▶ Stored records:

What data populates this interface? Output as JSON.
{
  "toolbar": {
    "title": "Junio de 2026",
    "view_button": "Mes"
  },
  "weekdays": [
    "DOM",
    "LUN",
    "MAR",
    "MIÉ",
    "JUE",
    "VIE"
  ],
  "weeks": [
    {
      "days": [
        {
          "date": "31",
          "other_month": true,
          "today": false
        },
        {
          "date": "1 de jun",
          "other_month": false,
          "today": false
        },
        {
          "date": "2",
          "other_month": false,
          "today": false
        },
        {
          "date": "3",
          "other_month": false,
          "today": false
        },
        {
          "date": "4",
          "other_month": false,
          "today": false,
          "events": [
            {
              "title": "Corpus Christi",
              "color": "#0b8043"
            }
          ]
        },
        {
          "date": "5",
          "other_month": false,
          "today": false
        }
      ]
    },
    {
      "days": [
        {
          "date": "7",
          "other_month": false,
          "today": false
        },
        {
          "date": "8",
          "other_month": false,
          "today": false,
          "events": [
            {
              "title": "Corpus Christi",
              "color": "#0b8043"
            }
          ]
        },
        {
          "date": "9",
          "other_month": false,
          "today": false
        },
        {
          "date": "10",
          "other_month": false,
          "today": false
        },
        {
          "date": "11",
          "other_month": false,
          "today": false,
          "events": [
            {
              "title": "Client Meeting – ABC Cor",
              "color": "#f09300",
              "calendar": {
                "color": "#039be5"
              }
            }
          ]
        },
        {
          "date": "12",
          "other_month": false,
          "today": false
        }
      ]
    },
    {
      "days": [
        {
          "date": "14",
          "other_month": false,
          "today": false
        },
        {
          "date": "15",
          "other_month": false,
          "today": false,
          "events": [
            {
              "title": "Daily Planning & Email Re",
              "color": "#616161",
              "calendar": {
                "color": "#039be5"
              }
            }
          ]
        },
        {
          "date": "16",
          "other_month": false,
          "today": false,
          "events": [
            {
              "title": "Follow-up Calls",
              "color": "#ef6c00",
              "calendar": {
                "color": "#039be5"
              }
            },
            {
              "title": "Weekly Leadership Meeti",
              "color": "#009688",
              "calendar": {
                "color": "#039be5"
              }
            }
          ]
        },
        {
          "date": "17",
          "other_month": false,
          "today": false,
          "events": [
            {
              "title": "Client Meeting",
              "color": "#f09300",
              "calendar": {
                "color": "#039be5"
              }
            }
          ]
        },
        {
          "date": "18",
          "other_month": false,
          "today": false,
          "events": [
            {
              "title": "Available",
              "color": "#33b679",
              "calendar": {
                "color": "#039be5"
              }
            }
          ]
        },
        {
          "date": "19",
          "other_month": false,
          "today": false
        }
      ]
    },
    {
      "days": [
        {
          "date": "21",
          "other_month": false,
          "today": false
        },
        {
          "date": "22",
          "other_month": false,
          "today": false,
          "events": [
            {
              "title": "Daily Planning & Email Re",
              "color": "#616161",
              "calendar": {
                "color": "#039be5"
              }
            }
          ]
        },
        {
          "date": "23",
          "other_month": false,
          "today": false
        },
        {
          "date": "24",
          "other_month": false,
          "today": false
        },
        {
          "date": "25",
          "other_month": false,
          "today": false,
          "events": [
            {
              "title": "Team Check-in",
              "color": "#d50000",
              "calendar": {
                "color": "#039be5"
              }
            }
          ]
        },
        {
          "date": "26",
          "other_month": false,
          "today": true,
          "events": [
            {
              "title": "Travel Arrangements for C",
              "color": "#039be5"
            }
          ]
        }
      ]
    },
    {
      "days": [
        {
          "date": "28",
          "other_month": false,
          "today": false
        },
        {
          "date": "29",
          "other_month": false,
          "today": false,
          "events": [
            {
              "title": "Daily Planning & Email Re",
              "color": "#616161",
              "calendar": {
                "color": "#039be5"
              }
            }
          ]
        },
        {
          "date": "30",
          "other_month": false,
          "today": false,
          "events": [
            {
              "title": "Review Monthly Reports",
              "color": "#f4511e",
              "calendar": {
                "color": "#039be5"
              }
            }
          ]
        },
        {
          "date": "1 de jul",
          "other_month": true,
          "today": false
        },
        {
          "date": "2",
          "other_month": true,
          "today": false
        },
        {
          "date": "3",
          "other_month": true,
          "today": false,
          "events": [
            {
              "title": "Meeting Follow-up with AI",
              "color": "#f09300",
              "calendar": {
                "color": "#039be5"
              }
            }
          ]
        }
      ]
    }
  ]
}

▶ Exercise requirements:
Print the material above once more, exactly.

▶ Answer to this task:
What data populates this interface? Output as JSON.
{
  "toolbar": {
    "title": "Junio de 2026",
    "view_button": "Mes"
  },
  "weekdays": [
    "DOM",
    "LUN",
    "MAR",
    "MIÉ",
    "JUE",
    "VIE"
  ],
  "weeks": [
    {
      "days": [
        {
          "date": "31",
          "other_month": true,
          "today": false
        },
        {
          "date": "1 de jun",
          "other_month": false,
          "today": false
        },
        {
          "date": "2",
          "other_month": false,
          "today": false
        },
        {
          "date": "3",
          "other_month": false,
          "today": false
        },
        {
          "date": "4",
          "other_month": false,
          "today": false,
          "events": [
            {
              "title": "Corpus Christi",
              "color": "#0b8043"
            }
          ]
        },
        {
          "date": "5",
          "other_month": false,
          "today": false
        }
      ]
    },
    {
      "days": [
        {
          "date": "7",
          "other_month": false,
          "today": false
        },
        {
          "date": "8",
          "other_month": false,
          "today": false,
          "events": [
            {
              "title": "Corpus Christi",
              "color": "#0b8043"
            }
          ]
        },
        {
          "date": "9",
          "other_month": false,
          "today": false
        },
        {
          "date": "10",
          "other_month": false,
          "today": false
        },
        {
          "date": "11",
          "other_month": false,
          "today": false,
          "events": [
            {
              "title": "Client Meeting – ABC Cor",
              "color": "#f09300",
              "calendar": {
                "color": "#039be5"
              }
            }
          ]
        },
        {
          "date": "12",
          "other_month": false,
          "today": false
        }
      ]
    },
    {
      "days": [
        {
          "date": "14",
          "other_month": false,
          "today": false
        },
        {
          "date": "15",
          "other_month": false,
          "today": false,
          "events": [
            {
              "title": "Daily Planning & Email Re",
              "color": "#616161",
              "calendar": {
                "color": "#039be5"
              }
            }
          ]
        },
        {
          "date": "16",
          "other_month": false,
          "today": false,
          "events": [
            {
              "title": "Follow-up Calls",
              "color": "#ef6c00",
              "calendar": {
                "color": "#039be5"
              }
            },
            {
              "title": "Weekly Leadership Meeti",
              "color": "#009688",
              "calendar": {
                "color": "#039be5"
              }
            }
          ]
        },
        {
          "date": "17",
          "other_month": false,
          "today": false,
          "events": [
            {
              "title": "Client Meeting",
              "color": "#f09300",
              "calendar": {
                "color": "#039be5"
              }
            }
          ]
        },
        {
          "date": "18",
          "other_month": false,
          "today": false,
          "events": [
            {
              "title": "Available",
              "color": "#33b679",
              "calendar": {
                "color": "#039be5"
              }
            }
          ]
        },
        {
          "date": "19",
          "other_month": false,
          "today": false
        }
      ]
    },
    {
      "days": [
        {
          "date": "21",
          "other_month": false,
          "today": false
        },
        {
          "date": "22",
          "other_month": false,
          "today": false,
          "events": [
            {
              "title": "Daily Planning & Email Re",
              "color": "#616161",
              "calendar": {
                "color": "#039be5"
              }
            }
          ]
        },
        {
          "date": "23",
          "other_month": false,
          "today": false
        },
        {
          "date": "24",
          "other_month": false,
          "today": false
        },
        {
          "date": "25",
          "other_month": false,
          "today": false,
          "events": [
            {
              "title": "Team Check-in",
              "color": "#d50000",
              "calendar": {
                "color": "#039be5"
              }
            }
          ]
        },
        {
          "date": "26",
          "other_month": false,
          "today": true,
          "events": [
            {
              "title": "Travel Arrangements for C",
              "color": "#039be5"
            }
          ]
        }
      ]
    },
    {
      "days": [
        {
          "date": "28",
          "other_month": false,
          "today": false
        },
        {
          "date": "29",
          "other_month": false,
          "today": false,
          "events": [
            {
              "title": "Daily Planning & Email Re",
              "color": "#616161",
              "calendar": {
                "color": "#039be5"
              }
            }
          ]
        },
        {
          "date": "30",
          "other_month": false,
          "today": false,
          "events": [
            {
              "title": "Review Monthly Reports",
              "color": "#f4511e",
              "calendar": {
                "color": "#039be5"
              }
            }
          ]
        },
        {
          "date": "1 de jul",
          "other_month": true,
          "today": false
        },
        {
          "date": "2",
          "other_month": true,
          "today": false
        },
        {
          "date": "3",
          "other_month": true,
          "today": false,
          "events": [
            {
              "title": "Meeting Follow-up with AI",
              "color": "#f09300",
              "calendar": {
                "color": "#039be5"
              }
            }
          ]
        }
      ]
    }
  ]
}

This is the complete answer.